• _TASK_:
Write out only the tail of the records, beginning at the line containing "Convert this document image to plain text." and including the last line, exactly as written.

• _DATA LINES_:
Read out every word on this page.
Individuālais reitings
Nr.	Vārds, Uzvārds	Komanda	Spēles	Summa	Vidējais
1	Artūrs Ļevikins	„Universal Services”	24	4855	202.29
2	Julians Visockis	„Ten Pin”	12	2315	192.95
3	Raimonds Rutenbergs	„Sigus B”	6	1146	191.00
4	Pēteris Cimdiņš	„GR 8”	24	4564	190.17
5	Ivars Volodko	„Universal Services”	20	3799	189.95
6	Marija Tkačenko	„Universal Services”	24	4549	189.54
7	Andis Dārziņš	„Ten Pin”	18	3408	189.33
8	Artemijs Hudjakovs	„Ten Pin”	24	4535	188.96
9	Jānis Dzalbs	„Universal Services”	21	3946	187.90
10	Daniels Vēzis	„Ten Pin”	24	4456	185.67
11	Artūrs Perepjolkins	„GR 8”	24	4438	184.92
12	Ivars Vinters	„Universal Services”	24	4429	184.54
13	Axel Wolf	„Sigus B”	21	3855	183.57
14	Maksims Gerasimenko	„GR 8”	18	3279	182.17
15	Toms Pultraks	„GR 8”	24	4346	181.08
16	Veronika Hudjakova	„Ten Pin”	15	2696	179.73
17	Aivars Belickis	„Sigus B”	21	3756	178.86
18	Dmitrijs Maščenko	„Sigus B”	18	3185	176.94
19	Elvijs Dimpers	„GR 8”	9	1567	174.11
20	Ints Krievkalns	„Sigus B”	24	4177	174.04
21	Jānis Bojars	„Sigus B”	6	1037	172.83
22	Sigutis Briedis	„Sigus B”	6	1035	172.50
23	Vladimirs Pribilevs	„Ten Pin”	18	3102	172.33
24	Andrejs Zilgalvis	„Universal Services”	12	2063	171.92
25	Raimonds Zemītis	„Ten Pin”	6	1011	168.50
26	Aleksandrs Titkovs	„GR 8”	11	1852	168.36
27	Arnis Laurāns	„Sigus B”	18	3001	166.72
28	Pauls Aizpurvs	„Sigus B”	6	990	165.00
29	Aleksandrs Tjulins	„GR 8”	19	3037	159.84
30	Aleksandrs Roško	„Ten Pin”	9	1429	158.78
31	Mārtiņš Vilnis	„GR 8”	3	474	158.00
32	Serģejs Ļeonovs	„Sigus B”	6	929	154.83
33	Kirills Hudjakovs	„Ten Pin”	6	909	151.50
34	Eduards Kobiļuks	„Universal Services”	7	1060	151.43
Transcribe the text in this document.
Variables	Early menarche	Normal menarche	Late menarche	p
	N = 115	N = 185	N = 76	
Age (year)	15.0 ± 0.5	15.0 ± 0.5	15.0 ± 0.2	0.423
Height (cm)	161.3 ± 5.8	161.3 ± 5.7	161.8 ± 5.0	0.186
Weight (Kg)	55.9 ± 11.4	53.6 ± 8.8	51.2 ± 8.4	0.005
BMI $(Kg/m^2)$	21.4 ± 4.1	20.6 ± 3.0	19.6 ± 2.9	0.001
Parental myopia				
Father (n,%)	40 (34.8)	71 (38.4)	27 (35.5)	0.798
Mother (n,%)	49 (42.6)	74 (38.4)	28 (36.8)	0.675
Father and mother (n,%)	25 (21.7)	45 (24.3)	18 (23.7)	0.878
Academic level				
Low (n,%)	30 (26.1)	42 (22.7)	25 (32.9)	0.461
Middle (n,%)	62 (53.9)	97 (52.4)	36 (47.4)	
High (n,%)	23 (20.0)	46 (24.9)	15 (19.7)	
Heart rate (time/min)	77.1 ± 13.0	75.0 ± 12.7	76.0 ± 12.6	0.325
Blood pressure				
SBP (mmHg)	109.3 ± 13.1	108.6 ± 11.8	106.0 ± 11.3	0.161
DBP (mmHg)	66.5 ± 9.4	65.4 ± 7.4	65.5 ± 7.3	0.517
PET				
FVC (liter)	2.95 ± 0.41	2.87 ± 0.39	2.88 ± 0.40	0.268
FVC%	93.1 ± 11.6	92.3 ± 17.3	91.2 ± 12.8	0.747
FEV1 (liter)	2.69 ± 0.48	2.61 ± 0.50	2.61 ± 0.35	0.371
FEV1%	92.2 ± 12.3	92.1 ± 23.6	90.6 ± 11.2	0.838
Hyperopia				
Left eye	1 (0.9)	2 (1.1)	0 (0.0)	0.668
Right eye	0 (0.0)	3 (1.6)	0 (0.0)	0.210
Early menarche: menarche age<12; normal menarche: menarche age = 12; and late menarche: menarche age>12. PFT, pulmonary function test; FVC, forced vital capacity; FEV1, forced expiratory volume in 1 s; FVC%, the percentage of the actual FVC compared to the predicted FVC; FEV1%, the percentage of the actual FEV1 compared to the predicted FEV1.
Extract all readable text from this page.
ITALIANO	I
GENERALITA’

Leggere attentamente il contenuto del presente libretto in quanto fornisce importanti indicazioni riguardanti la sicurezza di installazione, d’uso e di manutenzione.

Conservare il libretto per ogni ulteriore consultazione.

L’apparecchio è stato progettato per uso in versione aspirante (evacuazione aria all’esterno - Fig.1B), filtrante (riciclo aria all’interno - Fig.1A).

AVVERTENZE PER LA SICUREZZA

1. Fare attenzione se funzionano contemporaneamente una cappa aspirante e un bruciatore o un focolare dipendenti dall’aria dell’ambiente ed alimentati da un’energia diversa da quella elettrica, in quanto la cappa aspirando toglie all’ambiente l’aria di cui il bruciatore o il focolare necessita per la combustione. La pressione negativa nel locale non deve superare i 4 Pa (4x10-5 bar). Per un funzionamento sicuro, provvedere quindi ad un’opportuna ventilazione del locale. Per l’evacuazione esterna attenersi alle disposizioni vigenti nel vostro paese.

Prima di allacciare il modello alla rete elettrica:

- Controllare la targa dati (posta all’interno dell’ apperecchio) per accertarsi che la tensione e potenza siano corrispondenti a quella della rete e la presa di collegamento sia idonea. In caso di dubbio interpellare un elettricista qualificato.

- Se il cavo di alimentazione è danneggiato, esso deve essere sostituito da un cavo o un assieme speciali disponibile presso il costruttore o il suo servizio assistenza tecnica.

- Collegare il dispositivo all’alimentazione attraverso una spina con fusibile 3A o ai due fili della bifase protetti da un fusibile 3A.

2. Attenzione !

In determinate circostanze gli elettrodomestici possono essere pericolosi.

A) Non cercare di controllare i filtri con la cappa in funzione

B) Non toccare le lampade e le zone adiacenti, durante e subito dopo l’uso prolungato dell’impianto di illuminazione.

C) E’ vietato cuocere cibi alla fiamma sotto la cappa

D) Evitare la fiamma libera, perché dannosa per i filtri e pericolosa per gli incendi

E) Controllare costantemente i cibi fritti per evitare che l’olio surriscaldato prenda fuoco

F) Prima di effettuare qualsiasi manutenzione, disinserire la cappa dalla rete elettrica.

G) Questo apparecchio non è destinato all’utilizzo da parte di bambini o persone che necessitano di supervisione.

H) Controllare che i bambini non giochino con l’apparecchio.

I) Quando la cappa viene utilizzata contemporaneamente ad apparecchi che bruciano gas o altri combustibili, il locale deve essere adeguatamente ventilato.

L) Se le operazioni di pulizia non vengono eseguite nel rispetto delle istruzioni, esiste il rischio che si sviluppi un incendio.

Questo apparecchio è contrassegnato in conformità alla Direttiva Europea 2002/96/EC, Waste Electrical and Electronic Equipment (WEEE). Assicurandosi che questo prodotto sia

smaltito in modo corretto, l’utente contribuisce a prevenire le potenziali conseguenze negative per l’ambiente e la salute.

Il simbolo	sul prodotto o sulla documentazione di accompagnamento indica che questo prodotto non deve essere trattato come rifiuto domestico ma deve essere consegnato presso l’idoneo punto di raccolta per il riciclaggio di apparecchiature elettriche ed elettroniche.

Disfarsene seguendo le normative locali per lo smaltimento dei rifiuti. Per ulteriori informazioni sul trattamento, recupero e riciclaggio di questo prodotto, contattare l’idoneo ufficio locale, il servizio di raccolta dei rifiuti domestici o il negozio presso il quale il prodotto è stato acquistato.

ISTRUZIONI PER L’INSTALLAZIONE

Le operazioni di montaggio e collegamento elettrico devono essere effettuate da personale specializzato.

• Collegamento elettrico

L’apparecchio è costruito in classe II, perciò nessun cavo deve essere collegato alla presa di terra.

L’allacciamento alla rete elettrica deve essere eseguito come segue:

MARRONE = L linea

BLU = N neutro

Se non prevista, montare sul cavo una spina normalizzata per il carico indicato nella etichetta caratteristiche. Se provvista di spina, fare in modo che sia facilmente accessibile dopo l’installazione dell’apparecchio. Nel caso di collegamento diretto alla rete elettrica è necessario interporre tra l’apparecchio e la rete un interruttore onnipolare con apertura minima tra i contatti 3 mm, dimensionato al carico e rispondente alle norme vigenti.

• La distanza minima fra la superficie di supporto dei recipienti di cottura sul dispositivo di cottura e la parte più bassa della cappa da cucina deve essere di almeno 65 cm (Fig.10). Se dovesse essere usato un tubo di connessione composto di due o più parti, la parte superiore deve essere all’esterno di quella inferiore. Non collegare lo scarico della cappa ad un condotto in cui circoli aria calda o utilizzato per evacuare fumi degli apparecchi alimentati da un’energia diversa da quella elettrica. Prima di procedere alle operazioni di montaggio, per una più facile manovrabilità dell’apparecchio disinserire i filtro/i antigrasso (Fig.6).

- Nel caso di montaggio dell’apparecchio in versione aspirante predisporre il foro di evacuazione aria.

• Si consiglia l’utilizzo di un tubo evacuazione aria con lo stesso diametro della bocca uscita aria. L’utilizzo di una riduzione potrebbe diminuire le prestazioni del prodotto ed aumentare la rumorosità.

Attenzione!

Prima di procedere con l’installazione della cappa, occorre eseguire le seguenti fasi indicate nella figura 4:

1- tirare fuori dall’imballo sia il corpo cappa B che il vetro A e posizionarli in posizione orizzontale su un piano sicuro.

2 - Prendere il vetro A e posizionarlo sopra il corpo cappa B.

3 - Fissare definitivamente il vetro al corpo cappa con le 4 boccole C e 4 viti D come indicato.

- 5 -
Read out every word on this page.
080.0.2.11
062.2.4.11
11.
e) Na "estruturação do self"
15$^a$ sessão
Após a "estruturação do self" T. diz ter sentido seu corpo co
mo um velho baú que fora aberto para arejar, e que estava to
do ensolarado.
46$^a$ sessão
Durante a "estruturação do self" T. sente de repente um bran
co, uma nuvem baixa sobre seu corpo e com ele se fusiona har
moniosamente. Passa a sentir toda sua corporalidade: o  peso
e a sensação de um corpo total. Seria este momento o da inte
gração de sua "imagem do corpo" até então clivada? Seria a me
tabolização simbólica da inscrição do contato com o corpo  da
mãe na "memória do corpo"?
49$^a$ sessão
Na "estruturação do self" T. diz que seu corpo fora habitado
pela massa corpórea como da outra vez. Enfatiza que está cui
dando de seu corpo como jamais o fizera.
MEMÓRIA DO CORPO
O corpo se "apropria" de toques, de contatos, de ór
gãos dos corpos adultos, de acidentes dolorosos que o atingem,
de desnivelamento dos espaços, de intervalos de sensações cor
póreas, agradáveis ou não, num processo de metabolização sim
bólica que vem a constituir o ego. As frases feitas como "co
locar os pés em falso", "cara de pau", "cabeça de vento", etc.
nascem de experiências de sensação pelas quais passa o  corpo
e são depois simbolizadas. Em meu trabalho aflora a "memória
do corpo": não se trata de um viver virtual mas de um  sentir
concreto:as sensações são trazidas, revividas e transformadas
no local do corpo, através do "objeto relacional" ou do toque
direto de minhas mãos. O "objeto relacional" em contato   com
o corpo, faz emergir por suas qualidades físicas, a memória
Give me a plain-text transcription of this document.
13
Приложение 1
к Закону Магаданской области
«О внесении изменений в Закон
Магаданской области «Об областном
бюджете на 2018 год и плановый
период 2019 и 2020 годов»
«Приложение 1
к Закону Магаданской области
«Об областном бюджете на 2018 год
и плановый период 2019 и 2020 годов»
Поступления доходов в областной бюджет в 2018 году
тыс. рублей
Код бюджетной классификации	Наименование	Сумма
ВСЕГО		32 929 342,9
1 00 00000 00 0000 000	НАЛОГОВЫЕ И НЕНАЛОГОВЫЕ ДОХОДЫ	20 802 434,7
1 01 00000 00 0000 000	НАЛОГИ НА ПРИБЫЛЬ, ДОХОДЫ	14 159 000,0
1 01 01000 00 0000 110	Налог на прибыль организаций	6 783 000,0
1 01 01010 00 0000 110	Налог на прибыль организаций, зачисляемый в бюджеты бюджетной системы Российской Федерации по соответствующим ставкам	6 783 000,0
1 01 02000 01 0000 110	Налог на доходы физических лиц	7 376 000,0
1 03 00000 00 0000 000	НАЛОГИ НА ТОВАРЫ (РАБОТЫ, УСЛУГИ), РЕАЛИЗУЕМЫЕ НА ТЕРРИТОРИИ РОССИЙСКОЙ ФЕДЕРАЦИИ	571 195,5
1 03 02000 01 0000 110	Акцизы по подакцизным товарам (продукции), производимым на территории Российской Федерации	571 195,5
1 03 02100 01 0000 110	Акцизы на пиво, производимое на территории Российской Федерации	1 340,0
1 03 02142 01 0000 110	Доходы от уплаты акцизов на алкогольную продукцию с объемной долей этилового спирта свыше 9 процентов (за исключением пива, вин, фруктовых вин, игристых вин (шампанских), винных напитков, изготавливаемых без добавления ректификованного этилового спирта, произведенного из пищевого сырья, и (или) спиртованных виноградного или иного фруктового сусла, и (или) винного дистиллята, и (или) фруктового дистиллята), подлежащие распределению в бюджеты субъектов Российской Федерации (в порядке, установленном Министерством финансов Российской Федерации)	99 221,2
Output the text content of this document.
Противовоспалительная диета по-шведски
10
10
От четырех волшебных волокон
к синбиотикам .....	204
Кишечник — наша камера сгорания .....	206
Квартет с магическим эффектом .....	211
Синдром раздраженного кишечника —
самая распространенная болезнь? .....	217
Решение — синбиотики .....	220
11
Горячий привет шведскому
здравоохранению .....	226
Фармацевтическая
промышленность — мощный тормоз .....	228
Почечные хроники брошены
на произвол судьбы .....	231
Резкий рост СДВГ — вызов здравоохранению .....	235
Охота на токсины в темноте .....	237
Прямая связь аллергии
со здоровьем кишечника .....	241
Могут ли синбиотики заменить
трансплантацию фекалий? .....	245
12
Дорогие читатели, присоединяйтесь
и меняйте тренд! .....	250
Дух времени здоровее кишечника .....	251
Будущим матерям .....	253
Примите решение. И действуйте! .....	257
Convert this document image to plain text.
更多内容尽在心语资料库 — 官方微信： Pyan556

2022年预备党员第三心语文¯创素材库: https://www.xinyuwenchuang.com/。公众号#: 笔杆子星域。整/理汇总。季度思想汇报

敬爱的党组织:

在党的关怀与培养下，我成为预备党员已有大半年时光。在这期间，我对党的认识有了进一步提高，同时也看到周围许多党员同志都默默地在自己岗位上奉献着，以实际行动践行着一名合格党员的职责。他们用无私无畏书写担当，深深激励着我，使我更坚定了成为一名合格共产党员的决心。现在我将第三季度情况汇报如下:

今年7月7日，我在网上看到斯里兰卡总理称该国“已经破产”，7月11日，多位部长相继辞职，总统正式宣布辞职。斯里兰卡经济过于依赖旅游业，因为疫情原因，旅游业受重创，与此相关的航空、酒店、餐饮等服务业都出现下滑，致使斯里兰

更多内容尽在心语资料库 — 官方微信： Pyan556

• _RESPONSE_:
Convert this document image to plain text.
更多内容尽在心语资料库 — 官方微信： Pyan556

2022年预备党员第三心语文¯创素材库: https://www.xinyuwenchuang.com/。公众号#: 笔杆子星域。整/理汇总。季度思想汇报

敬爱的党组织:

在党的关怀与培养下，我成为预备党员已有大半年时光。在这期间，我对党的认识有了进一步提高，同时也看到周围许多党员同志都默默地在自己岗位上奉献着，以实际行动践行着一名合格党员的职责。他们用无私无畏书写担当，深深激励着我，使我更坚定了成为一名合格共产党员的决心。现在我将第三季度情况汇报如下:

今年7月7日，我在网上看到斯里兰卡总理称该国“已经破产”，7月11日，多位部长相继辞职，总统正式宣布辞职。斯里兰卡经济过于依赖旅游业，因为疫情原因，旅游业受重创，与此相关的航空、酒店、餐饮等服务业都出现下滑，致使斯里兰

更多内容尽在心语资料库 — 官方微信： Pyan556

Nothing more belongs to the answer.